==== 提示された文章

南米大陸の太平洋側には非常に大きい山脈が3本、川の字のように縦に連なっていて、1番大きい山脈は、アンデス山脈です。
これは、ものすごく長く続いておりまして、先の方はさらに北アメリカの方までずうっと続き、非常に大きなアメリカ両大陸を繋ぐ「南北の背骨」のようなものです。
太平洋側は、平地が非常に狭くて、すぐに山になり、「背骨山脈」がいわば、西と東を分けているんです。
これが南米大陸の非常に大きな特徴です。
ブラジルの方は、非常に大きなアマゾン河があってジャングルになっておりますが、太平洋側は全く違う。
3つの大きな山脈はいずれも非常に標高が高く、6000メートル級、その一部は南半球で一番高い山々です。
しかも、ほとんど火山帯ですから、いつ火山の爆発が起きるかわからない。
現に噴火している火山もたくさんあります。
ということは、地震がやたらに多い。昔からたくさんの地震がありました。
どうしてこんなに火山があるのか?
まず、大西洋の地理的特徴は、この大きな海洋に、島がほとんどないことです。
太平洋には、ポリネシアとかミクロネシアとか、さまざまな島がありますが、大西洋にはほとんど島がない。
大西洋は、ちょうど真ん中がぱっくり二つに割れて、ものすごく深い海溝があるからです。
それが今現在も、どんどん割れている。非常に大きな力が加わっていって、割れている。
そして、その両側に向かって非常に大きなプレートが動いています。
それが、南米大陸を、東側・アマゾン河の方からどんどん押しているんですね。
押されるので、南米大陸は西側にずうっとしわ寄せができて、一番太平洋側に行くと山のようにふくれあがってしまうんです。
また、「地上絵」で有名なナスカ沖合の海底には、ひび割れのように、プレートが合わさったような部分があります。
私たちの日本は、太平洋の西側のプレートの上に乗っています。
ナスカ沖の海底は、アメリカのプレート、南太平洋の方のプレート、それから南極の方のプレートが全部つながって接し会っているのです。
それが東の方からずうっと押されると、どうなるか?
海中にある非常に大きな岩盤が、南米大陸の下に入り込みます。
上からどんどん押されますので、ぎゅーっという感じで中に入ります。
大きな力がまた、南米大陸に働いて、両方で押しくらまんじゅうをしている状態だと思えば間違いありません。
これがアンデス山脈ができた原因です。
南米大陸の太平洋側は、どんどんどんどん、毎日陸地が上昇しています。
アンデス山脈は、大きく分けると3つの線で分かれるんですが、一番太平洋側は「黒いコルデエラ」と言います。
「黒アンデス」、、黒い色をしている。
これはナスカの「地上絵」ができあがるメカニズムとも共通しているのですが、なにしろ太陽がギラギラ反射していますので、陸上の砂が化学反応をおこして、ほとんど黒くなっています。
アマゾン川にある山塊は、「白いコルデエラ」と言っています。
こんな赤道の真下なのに、非常に高い山がそびえて、雪が積もって、たくさんの氷河があります。だから「白」なんです。
真ん中にはたくさんの湖があります。
クスコ近くのチチカカ湖は、非常に有名ですね。
たくさんの湖の多くは、塩水なのです。

========
==== 与えられた記録

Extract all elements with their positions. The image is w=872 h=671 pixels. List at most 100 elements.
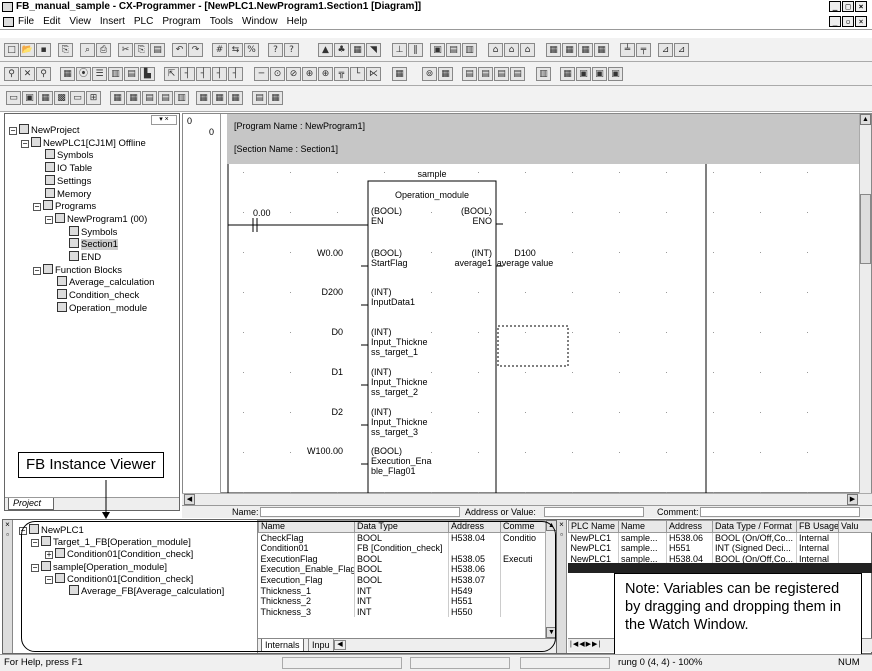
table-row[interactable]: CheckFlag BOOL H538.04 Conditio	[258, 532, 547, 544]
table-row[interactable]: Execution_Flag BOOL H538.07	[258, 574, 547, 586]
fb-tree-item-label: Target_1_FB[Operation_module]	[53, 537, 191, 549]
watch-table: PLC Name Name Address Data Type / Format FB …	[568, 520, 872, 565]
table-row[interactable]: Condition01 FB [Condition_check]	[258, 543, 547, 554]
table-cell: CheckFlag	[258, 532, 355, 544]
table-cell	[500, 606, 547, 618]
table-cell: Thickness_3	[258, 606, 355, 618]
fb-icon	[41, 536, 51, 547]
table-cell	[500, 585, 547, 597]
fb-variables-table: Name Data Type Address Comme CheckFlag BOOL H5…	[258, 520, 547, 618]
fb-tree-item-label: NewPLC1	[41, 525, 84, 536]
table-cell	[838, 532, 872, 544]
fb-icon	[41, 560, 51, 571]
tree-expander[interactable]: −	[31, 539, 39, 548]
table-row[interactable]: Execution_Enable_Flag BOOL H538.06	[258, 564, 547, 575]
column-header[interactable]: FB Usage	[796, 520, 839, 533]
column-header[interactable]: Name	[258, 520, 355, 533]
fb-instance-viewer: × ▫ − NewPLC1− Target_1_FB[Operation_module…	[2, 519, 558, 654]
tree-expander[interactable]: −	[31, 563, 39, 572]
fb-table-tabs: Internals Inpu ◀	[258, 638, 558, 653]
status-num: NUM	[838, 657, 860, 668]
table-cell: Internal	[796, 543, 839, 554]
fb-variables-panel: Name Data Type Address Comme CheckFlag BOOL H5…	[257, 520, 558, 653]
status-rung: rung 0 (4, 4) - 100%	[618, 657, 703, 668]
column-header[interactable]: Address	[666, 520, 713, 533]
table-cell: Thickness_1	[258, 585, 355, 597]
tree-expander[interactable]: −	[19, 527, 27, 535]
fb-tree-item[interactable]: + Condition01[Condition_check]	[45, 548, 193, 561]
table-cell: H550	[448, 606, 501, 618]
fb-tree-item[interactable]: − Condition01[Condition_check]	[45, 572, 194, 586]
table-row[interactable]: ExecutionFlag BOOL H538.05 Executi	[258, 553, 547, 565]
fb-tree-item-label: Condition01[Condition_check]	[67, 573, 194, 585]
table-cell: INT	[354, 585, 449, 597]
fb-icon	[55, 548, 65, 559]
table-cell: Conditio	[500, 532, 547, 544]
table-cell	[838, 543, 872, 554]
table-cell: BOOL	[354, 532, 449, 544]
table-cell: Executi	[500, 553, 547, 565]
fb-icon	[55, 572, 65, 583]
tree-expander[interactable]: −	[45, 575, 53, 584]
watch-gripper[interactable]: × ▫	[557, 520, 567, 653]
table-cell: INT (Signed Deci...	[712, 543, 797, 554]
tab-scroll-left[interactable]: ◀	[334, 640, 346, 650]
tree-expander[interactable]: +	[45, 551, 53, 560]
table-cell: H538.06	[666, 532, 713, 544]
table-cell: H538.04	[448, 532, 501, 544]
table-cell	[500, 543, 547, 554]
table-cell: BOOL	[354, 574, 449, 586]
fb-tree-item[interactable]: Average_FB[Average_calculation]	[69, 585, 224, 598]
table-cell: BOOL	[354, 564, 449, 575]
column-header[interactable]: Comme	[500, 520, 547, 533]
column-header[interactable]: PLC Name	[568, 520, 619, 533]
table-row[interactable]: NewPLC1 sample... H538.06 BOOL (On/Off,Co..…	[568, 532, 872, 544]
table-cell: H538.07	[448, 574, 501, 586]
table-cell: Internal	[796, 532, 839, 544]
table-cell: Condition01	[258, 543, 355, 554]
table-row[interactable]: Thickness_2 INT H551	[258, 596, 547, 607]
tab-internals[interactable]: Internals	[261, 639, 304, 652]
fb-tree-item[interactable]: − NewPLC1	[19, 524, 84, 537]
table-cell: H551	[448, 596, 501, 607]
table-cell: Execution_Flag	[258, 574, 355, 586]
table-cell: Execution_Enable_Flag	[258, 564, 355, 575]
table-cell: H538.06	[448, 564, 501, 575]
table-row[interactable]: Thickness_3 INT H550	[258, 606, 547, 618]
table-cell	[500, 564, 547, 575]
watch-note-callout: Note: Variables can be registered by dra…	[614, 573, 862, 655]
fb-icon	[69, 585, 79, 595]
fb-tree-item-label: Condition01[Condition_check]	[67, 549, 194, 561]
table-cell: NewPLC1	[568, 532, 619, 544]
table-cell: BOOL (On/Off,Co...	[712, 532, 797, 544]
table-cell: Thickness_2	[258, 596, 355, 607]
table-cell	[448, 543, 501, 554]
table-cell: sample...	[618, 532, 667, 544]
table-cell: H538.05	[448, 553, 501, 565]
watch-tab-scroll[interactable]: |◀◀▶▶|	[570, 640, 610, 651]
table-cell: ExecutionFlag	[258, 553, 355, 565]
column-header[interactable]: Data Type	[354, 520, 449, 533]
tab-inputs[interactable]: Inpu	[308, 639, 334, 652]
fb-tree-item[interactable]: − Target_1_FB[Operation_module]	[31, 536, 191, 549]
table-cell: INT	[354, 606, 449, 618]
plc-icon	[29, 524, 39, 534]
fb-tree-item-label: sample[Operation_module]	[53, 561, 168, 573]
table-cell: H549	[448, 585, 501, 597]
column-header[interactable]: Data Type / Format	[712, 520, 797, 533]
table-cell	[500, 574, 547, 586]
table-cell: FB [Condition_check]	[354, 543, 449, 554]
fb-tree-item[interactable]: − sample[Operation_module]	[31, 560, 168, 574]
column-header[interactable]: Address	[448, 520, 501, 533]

========

• **課題の指示**
• 1. 提示された文章のうち、「大西洋は、ちょうど真ん中がぱ」から「それが東の方からずうっと押されると、どうなるか?」までの部分を、両端を含めて一字一句違えずに書き出してください。
• 2. 記録の中から、「table-row[interactable]: CheckFlag BOOL」を含む行と「537, 191, 549]」を含む行、およびその間にある行を、元のとおりに出力してください。

• **解答一覧**
• 1.
大西洋は、ちょうど真ん中がぱっくり二つに割れて、ものすごく深い海溝があるからです。
それが今現在も、どんどん割れている。非常に大きな力が加わっていって、割れている。
そして、その両側に向かって非常に大きなプレートが動いています。
それが、南米大陸を、東側・アマゾン河の方からどんどん押しているんですね。
押されるので、南米大陸は西側にずうっとしわ寄せができて、一番太平洋側に行くと山のようにふくれあがってしまうんです。
また、「地上絵」で有名なナスカ沖合の海底には、ひび割れのように、プレートが合わさったような部分があります。
私たちの日本は、太平洋の西側のプレートの上に乗っています。
ナスカ沖の海底は、アメリカのプレート、南太平洋の方のプレート、それから南極の方のプレートが全部つながって接し会っているのです。
それが東の方からずうっと押されると、どうなるか?

• 2.
table-row[interactable]: CheckFlag BOOL H538.04 Conditio	[258, 532, 547, 544]
table-row[interactable]: Execution_Flag BOOL H538.07	[258, 574, 547, 586]
fb-tree-item-label: Target_1_FB[Operation_module]	[53, 537, 191, 549]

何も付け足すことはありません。